[Dataset excerpts]
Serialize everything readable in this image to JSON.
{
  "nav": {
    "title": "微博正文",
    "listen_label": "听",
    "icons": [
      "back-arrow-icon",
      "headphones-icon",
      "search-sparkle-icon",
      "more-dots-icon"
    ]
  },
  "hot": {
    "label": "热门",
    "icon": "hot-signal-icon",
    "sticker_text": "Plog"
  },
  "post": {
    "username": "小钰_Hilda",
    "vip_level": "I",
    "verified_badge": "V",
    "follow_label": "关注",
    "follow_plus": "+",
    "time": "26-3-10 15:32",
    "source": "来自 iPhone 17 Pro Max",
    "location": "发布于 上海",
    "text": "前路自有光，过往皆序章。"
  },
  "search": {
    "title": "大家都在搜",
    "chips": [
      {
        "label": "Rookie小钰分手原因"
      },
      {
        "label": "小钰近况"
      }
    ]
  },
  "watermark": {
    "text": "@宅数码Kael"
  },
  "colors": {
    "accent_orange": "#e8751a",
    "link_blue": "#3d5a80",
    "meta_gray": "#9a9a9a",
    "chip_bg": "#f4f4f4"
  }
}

* * *

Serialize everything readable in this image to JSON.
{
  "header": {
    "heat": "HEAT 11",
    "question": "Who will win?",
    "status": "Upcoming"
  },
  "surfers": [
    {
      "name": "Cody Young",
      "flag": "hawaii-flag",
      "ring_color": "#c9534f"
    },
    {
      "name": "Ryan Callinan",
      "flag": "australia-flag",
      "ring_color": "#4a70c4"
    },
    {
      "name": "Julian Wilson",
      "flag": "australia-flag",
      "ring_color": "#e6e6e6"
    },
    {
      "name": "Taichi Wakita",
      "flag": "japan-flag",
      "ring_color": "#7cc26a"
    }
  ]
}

--

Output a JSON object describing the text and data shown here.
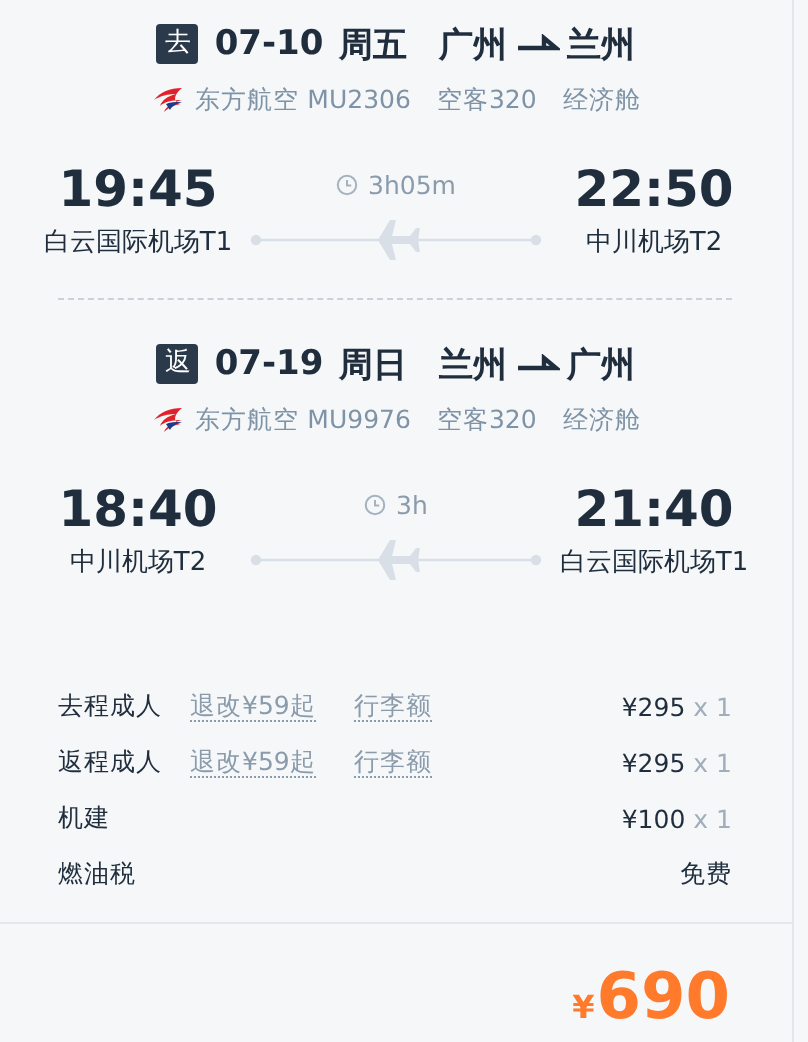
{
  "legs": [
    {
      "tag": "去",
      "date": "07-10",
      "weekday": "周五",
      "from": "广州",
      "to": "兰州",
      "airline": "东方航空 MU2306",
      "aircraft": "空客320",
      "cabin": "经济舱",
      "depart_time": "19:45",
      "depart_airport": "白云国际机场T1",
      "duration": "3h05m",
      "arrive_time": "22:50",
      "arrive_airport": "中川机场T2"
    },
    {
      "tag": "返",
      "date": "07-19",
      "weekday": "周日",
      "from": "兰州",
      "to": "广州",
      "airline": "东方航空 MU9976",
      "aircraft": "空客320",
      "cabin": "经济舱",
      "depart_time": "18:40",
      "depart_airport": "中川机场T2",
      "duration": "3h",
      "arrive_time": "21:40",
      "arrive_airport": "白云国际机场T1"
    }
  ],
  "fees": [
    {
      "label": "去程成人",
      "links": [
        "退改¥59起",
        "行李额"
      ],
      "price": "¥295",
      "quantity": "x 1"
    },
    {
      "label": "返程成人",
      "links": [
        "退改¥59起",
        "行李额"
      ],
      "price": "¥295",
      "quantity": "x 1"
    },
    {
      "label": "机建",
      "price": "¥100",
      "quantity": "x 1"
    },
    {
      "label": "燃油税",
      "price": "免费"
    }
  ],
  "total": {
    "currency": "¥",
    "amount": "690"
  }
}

▸ Task details:
Which lines in the records above contain the string "东方航空"? Copy each one.

▸ Exercise answer:
      "airline": "东方航空 MU2306",
      "airline": "东方航空 MU9976",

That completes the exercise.